**EXERCISE DETAILS**.
Repeat each line of the material below exactly as it appears, minus any pictures.

**EXERCISE MATERIALS**.
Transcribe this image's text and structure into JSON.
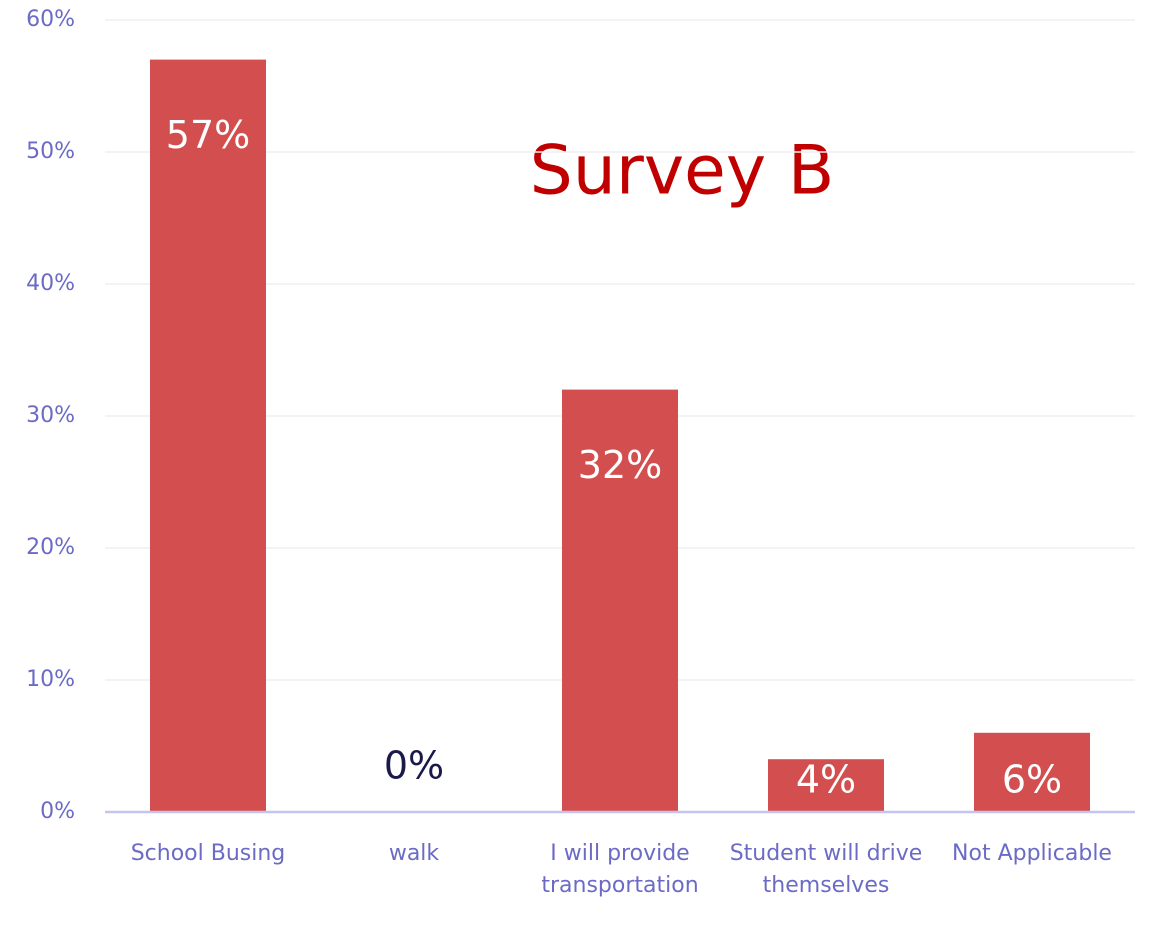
{
  "chart_data": {
    "type": "bar",
    "title": "Survey B",
    "categories": [
      "School Busing",
      "walk",
      "I will provide transportation",
      "Student will drive themselves",
      "Not Applicable"
    ],
    "values": [
      57,
      0,
      32,
      4,
      6
    ],
    "value_labels": [
      "57%",
      "0%",
      "32%",
      "4%",
      "6%"
    ],
    "color": "#d34f4f",
    "ylim": [
      0,
      60
    ],
    "yticks": [
      {
        "value": 0,
        "label": "0%"
      },
      {
        "value": 10,
        "label": "10%"
      },
      {
        "value": 20,
        "label": "20%"
      },
      {
        "value": 30,
        "label": "30%"
      },
      {
        "value": 40,
        "label": "40%"
      },
      {
        "value": 50,
        "label": "50%"
      },
      {
        "value": 60,
        "label": "60%"
      }
    ],
    "grid": true
  }
}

**SOLUTION**.
Transcribe this image's text and structure into JSON.
{
  "chart_data": {
    "type": "bar",
    "title": "Survey B",
    "categories": [
      "School Busing",
      "walk",
      "I will provide transportation",
      "Student will drive themselves",
      "Not Applicable"
    ],
    "values": [
      57,
      0,
      32,
      4,
      6
    ],
    "value_labels": [
      "57%",
      "0%",
      "32%",
      "4%",
      "6%"
    ],
    "color": "#d34f4f",
    "ylim": [
      0,
      60
    ],
    "yticks": [
      {
        "value": 0,
        "label": "0%"
      },
      {
        "value": 10,
        "label": "10%"
      },
      {
        "value": 20,
        "label": "20%"
      },
      {
        "value": 30,
        "label": "30%"
      },
      {
        "value": 40,
        "label": "40%"
      },
      {
        "value": 50,
        "label": "50%"
      },
      {
        "value": 60,
        "label": "60%"
      }
    ],
    "grid": true
  }
}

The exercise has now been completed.